■ To be done ■
Output all of the entries exactly as written.

## start Raw records

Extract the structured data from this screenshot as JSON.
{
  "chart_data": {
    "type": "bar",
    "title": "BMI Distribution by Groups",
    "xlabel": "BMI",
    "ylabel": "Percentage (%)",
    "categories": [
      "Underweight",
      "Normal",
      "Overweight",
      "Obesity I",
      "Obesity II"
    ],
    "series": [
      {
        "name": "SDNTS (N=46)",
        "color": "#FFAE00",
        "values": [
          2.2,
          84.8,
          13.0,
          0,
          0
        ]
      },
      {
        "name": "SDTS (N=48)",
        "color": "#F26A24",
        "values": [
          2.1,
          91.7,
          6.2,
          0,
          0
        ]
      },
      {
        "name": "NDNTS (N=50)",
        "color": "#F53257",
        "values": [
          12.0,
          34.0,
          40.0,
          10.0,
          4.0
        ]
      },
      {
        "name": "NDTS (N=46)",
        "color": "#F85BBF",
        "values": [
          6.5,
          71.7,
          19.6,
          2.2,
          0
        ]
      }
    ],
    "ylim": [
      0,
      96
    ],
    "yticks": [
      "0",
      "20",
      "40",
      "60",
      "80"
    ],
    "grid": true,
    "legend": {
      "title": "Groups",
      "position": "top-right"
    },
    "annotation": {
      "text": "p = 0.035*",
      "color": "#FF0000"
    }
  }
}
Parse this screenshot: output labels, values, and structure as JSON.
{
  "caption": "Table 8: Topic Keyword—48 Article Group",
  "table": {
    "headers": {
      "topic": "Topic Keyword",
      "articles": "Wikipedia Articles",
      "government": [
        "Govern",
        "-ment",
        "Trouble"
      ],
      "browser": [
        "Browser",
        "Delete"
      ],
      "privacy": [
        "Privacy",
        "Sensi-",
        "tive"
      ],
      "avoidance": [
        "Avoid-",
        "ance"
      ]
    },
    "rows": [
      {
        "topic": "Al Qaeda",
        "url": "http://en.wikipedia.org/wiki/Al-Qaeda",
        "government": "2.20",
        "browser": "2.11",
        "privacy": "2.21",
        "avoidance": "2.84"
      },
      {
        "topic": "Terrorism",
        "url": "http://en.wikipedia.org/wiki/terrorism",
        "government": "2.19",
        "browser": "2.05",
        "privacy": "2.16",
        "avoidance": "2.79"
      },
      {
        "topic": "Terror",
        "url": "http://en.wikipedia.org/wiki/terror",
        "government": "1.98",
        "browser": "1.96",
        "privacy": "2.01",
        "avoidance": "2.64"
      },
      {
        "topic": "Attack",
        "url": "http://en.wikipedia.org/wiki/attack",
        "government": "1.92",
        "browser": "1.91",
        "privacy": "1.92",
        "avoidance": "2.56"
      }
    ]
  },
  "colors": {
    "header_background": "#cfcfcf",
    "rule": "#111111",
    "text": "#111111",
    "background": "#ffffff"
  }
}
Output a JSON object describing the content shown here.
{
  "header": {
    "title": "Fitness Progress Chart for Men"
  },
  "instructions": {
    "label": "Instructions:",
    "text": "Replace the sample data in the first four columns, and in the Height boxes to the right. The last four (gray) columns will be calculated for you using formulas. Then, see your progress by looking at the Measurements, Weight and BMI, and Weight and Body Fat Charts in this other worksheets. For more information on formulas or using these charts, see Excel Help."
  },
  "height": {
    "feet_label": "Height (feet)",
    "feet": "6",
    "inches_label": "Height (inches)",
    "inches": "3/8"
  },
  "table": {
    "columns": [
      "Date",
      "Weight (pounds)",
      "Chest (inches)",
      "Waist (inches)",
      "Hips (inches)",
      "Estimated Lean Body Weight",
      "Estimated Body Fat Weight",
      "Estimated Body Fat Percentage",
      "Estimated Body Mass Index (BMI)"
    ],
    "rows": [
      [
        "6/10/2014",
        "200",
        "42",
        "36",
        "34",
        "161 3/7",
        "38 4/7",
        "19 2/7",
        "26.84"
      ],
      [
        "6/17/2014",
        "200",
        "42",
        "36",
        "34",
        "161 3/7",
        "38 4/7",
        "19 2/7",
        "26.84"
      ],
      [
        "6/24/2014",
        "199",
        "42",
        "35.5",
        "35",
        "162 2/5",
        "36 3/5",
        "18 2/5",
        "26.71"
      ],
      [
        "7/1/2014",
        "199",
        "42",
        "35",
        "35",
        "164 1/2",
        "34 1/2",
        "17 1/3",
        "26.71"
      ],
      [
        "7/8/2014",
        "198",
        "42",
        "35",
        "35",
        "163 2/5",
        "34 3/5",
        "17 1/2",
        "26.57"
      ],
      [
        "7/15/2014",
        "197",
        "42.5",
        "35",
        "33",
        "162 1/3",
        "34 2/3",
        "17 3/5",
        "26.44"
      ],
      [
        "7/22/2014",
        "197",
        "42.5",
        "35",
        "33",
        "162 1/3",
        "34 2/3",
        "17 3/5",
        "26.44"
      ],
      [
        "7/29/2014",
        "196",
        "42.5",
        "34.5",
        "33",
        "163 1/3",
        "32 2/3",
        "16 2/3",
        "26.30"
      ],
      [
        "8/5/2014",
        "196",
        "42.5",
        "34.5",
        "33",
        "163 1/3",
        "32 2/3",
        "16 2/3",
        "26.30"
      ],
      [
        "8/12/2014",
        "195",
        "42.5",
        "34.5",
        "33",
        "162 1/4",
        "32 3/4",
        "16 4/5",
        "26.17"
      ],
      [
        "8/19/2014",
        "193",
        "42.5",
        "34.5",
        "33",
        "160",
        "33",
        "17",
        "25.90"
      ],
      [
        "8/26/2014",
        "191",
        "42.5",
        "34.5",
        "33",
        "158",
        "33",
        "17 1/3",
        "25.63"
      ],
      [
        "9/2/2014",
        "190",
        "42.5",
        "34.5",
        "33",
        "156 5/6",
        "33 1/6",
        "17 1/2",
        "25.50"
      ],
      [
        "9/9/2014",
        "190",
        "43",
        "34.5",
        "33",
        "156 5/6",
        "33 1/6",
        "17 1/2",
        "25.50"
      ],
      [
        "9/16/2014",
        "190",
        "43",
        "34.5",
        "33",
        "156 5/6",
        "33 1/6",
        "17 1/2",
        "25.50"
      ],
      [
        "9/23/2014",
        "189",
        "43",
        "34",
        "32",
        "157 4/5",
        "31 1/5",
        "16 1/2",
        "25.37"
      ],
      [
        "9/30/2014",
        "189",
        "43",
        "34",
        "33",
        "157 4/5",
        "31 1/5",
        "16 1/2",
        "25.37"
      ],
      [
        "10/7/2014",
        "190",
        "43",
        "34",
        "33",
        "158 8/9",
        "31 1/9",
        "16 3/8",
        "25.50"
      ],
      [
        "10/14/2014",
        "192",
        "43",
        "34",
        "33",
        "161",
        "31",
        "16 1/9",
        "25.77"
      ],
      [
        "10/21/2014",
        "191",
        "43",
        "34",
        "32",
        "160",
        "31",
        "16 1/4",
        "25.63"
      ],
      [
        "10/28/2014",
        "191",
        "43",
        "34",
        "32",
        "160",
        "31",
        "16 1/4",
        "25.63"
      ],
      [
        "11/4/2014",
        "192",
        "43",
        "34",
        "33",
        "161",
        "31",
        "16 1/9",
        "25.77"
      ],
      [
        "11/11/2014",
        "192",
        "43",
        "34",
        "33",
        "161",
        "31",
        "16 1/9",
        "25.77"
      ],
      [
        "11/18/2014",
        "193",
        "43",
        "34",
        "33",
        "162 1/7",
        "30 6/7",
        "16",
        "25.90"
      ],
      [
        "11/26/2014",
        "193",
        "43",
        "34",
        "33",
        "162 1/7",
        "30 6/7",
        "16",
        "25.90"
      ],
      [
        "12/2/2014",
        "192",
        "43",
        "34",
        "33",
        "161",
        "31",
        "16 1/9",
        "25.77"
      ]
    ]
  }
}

## end Raw records

■ Exercise result ■
Extract the structured data from this screenshot as JSON.
{
  "chart_data": {
    "type": "bar",
    "title": "BMI Distribution by Groups",
    "xlabel": "BMI",
    "ylabel": "Percentage (%)",
    "categories": [
      "Underweight",
      "Normal",
      "Overweight",
      "Obesity I",
      "Obesity II"
    ],
    "series": [
      {
        "name": "SDNTS (N=46)",
        "color": "#FFAE00",
        "values": [
          2.2,
          84.8,
          13.0,
          0,
          0
        ]
      },
      {
        "name": "SDTS (N=48)",
        "color": "#F26A24",
        "values": [
          2.1,
          91.7,
          6.2,
          0,
          0
        ]
      },
      {
        "name": "NDNTS (N=50)",
        "color": "#F53257",
        "values": [
          12.0,
          34.0,
          40.0,
          10.0,
          4.0
        ]
      },
      {
        "name": "NDTS (N=46)",
        "color": "#F85BBF",
        "values": [
          6.5,
          71.7,
          19.6,
          2.2,
          0
        ]
      }
    ],
    "ylim": [
      0,
      96
    ],
    "yticks": [
      "0",
      "20",
      "40",
      "60",
      "80"
    ],
    "grid": true,
    "legend": {
      "title": "Groups",
      "position": "top-right"
    },
    "annotation": {
      "text": "p = 0.035*",
      "color": "#FF0000"
    }
  }
}
Parse this screenshot: output labels, values, and structure as JSON.
{
  "caption": "Table 8: Topic Keyword—48 Article Group",
  "table": {
    "headers": {
      "topic": "Topic Keyword",
      "articles": "Wikipedia Articles",
      "government": [
        "Govern",
        "-ment",
        "Trouble"
      ],
      "browser": [
        "Browser",
        "Delete"
      ],
      "privacy": [
        "Privacy",
        "Sensi-",
        "tive"
      ],
      "avoidance": [
        "Avoid-",
        "ance"
      ]
    },
    "rows": [
      {
        "topic": "Al Qaeda",
        "url": "http://en.wikipedia.org/wiki/Al-Qaeda",
        "government": "2.20",
        "browser": "2.11",
        "privacy": "2.21",
        "avoidance": "2.84"
      },
      {
        "topic": "Terrorism",
        "url": "http://en.wikipedia.org/wiki/terrorism",
        "government": "2.19",
        "browser": "2.05",
        "privacy": "2.16",
        "avoidance": "2.79"
      },
      {
        "topic": "Terror",
        "url": "http://en.wikipedia.org/wiki/terror",
        "government": "1.98",
        "browser": "1.96",
        "privacy": "2.01",
        "avoidance": "2.64"
      },
      {
        "topic": "Attack",
        "url": "http://en.wikipedia.org/wiki/attack",
        "government": "1.92",
        "browser": "1.91",
        "privacy": "1.92",
        "avoidance": "2.56"
      }
    ]
  },
  "colors": {
    "header_background": "#cfcfcf",
    "rule": "#111111",
    "text": "#111111",
    "background": "#ffffff"
  }
}
Output a JSON object describing the content shown here.
{
  "header": {
    "title": "Fitness Progress Chart for Men"
  },
  "instructions": {
    "label": "Instructions:",
    "text": "Replace the sample data in the first four columns, and in the Height boxes to the right. The last four (gray) columns will be calculated for you using formulas. Then, see your progress by looking at the Measurements, Weight and BMI, and Weight and Body Fat Charts in this other worksheets. For more information on formulas or using these charts, see Excel Help."
  },
  "height": {
    "feet_label": "Height (feet)",
    "feet": "6",
    "inches_label": "Height (inches)",
    "inches": "3/8"
  },
  "table": {
    "columns": [
      "Date",
      "Weight (pounds)",
      "Chest (inches)",
      "Waist (inches)",
      "Hips (inches)",
      "Estimated Lean Body Weight",
      "Estimated Body Fat Weight",
      "Estimated Body Fat Percentage",
      "Estimated Body Mass Index (BMI)"
    ],
    "rows": [
      [
        "6/10/2014",
        "200",
        "42",
        "36",
        "34",
        "161 3/7",
        "38 4/7",
        "19 2/7",
        "26.84"
      ],
      [
        "6/17/2014",
        "200",
        "42",
        "36",
        "34",
        "161 3/7",
        "38 4/7",
        "19 2/7",
        "26.84"
      ],
      [
        "6/24/2014",
        "199",
        "42",
        "35.5",
        "35",
        "162 2/5",
        "36 3/5",
        "18 2/5",
        "26.71"
      ],
      [
        "7/1/2014",
        "199",
        "42",
        "35",
        "35",
        "164 1/2",
        "34 1/2",
        "17 1/3",
        "26.71"
      ],
      [
        "7/8/2014",
        "198",
        "42",
        "35",
        "35",
        "163 2/5",
        "34 3/5",
        "17 1/2",
        "26.57"
      ],
      [
        "7/15/2014",
        "197",
        "42.5",
        "35",
        "33",
        "162 1/3",
        "34 2/3",
        "17 3/5",
        "26.44"
      ],
      [
        "7/22/2014",
        "197",
        "42.5",
        "35",
        "33",
        "162 1/3",
        "34 2/3",
        "17 3/5",
        "26.44"
      ],
      [
        "7/29/2014",
        "196",
        "42.5",
        "34.5",
        "33",
        "163 1/3",
        "32 2/3",
        "16 2/3",
        "26.30"
      ],
      [
        "8/5/2014",
        "196",
        "42.5",
        "34.5",
        "33",
        "163 1/3",
        "32 2/3",
        "16 2/3",
        "26.30"
      ],
      [
        "8/12/2014",
        "195",
        "42.5",
        "34.5",
        "33",
        "162 1/4",
        "32 3/4",
        "16 4/5",
        "26.17"
      ],
      [
        "8/19/2014",
        "193",
        "42.5",
        "34.5",
        "33",
        "160",
        "33",
        "17",
        "25.90"
      ],
      [
        "8/26/2014",
        "191",
        "42.5",
        "34.5",
        "33",
        "158",
        "33",
        "17 1/3",
        "25.63"
      ],
      [
        "9/2/2014",
        "190",
        "42.5",
        "34.5",
        "33",
        "156 5/6",
        "33 1/6",
        "17 1/2",
        "25.50"
      ],
      [
        "9/9/2014",
        "190",
        "43",
        "34.5",
        "33",
        "156 5/6",
        "33 1/6",
        "17 1/2",
        "25.50"
      ],
      [
        "9/16/2014",
        "190",
        "43",
        "34.5",
        "33",
        "156 5/6",
        "33 1/6",
        "17 1/2",
        "25.50"
      ],
      [
        "9/23/2014",
        "189",
        "43",
        "34",
        "32",
        "157 4/5",
        "31 1/5",
        "16 1/2",
        "25.37"
      ],
      [
        "9/30/2014",
        "189",
        "43",
        "34",
        "33",
        "157 4/5",
        "31 1/5",
        "16 1/2",
        "25.37"
      ],
      [
        "10/7/2014",
        "190",
        "43",
        "34",
        "33",
        "158 8/9",
        "31 1/9",
        "16 3/8",
        "25.50"
      ],
      [
        "10/14/2014",
        "192",
        "43",
        "34",
        "33",
        "161",
        "31",
        "16 1/9",
        "25.77"
      ],
      [
        "10/21/2014",
        "191",
        "43",
        "34",
        "32",
        "160",
        "31",
        "16 1/4",
        "25.63"
      ],
      [
        "10/28/2014",
        "191",
        "43",
        "34",
        "32",
        "160",
        "31",
        "16 1/4",
        "25.63"
      ],
      [
        "11/4/2014",
        "192",
        "43",
        "34",
        "33",
        "161",
        "31",
        "16 1/9",
        "25.77"
      ],
      [
        "11/11/2014",
        "192",
        "43",
        "34",
        "33",
        "161",
        "31",
        "16 1/9",
        "25.77"
      ],
      [
        "11/18/2014",
        "193",
        "43",
        "34",
        "33",
        "162 1/7",
        "30 6/7",
        "16",
        "25.90"
      ],
      [
        "11/26/2014",
        "193",
        "43",
        "34",
        "33",
        "162 1/7",
        "30 6/7",
        "16",
        "25.90"
      ],
      [
        "12/2/2014",
        "192",
        "43",
        "34",
        "33",
        "161",
        "31",
        "16 1/9",
        "25.77"
      ]
    ]
  }
}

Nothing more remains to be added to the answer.